TASK REQUIREMENTS - From the records below, copy every line that contains the word "Meeting".

(Stored items)

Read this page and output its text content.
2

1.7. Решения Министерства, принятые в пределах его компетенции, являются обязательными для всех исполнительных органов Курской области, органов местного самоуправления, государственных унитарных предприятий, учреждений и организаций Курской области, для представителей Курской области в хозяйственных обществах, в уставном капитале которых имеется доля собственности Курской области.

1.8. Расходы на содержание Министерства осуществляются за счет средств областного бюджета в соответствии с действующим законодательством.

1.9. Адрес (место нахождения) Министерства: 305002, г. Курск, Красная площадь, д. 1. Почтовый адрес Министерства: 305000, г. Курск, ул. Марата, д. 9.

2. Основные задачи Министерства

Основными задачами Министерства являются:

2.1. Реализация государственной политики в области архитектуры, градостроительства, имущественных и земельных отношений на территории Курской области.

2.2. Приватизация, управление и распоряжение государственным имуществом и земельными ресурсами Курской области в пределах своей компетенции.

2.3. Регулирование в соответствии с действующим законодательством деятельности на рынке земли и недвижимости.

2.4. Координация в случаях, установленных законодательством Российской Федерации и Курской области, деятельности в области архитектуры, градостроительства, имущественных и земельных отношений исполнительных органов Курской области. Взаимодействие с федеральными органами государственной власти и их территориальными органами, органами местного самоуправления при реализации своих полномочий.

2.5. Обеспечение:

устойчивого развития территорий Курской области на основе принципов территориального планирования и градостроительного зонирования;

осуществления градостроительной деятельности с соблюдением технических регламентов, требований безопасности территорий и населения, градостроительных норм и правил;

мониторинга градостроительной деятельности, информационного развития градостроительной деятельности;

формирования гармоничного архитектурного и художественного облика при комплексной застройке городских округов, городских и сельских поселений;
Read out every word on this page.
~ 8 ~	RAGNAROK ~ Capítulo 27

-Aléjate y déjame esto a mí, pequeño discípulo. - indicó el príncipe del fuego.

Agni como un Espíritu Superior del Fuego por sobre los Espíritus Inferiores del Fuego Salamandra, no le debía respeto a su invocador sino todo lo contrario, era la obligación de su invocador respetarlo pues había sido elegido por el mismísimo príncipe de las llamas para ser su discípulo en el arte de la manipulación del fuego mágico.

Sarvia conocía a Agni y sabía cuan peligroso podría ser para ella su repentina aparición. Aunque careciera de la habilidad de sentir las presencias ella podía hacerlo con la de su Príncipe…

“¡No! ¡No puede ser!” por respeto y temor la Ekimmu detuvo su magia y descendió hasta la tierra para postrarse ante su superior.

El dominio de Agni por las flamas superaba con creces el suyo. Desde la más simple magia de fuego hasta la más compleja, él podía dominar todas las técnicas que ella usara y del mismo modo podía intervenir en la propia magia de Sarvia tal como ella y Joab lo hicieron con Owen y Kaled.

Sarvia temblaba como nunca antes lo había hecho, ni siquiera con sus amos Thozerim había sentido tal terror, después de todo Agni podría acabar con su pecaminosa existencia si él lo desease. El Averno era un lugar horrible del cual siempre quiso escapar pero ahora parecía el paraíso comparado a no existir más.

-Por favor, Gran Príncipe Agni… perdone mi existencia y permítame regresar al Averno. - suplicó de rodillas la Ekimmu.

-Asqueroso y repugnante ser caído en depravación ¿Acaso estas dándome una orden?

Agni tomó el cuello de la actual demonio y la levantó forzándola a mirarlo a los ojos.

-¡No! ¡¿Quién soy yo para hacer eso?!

* * *

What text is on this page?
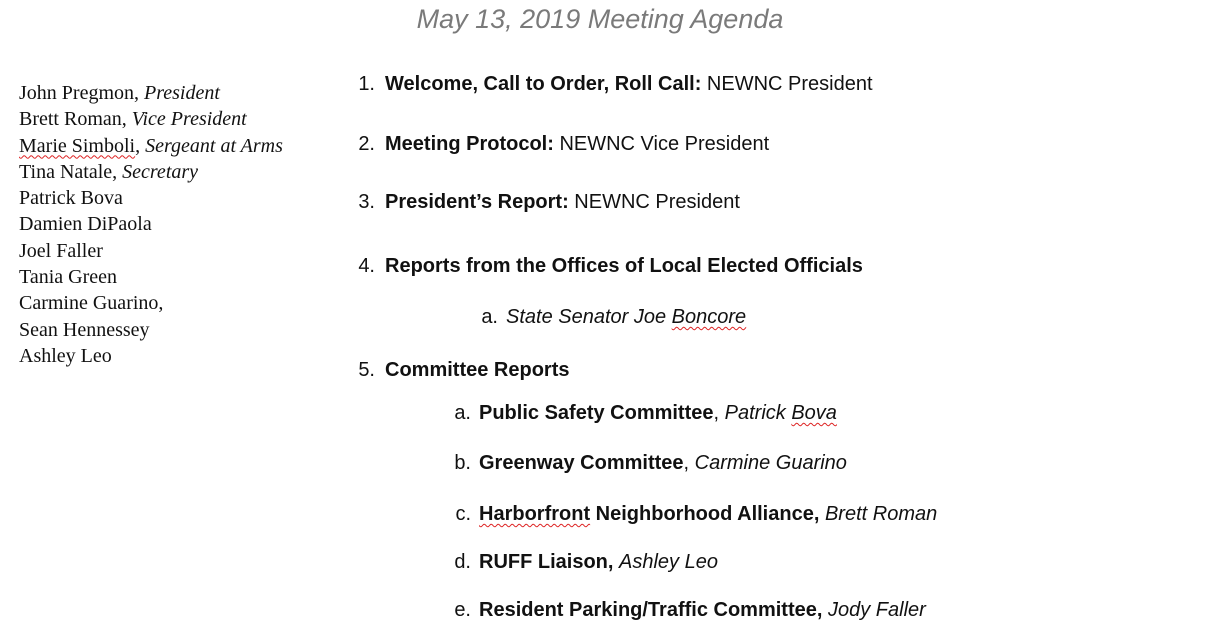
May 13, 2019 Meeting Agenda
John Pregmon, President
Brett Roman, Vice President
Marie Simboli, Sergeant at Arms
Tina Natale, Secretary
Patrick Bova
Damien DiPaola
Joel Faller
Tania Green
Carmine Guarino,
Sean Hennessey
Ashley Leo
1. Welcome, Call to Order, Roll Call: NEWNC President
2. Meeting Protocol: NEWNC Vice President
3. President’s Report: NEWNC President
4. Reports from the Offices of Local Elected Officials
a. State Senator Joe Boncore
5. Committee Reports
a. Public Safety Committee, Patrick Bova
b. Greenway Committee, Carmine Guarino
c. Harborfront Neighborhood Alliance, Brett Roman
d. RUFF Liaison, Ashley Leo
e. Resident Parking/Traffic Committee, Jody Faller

EXERCISE OUTPUT -
May 13, 2019 Meeting Agenda
2. Meeting Protocol: NEWNC Vice President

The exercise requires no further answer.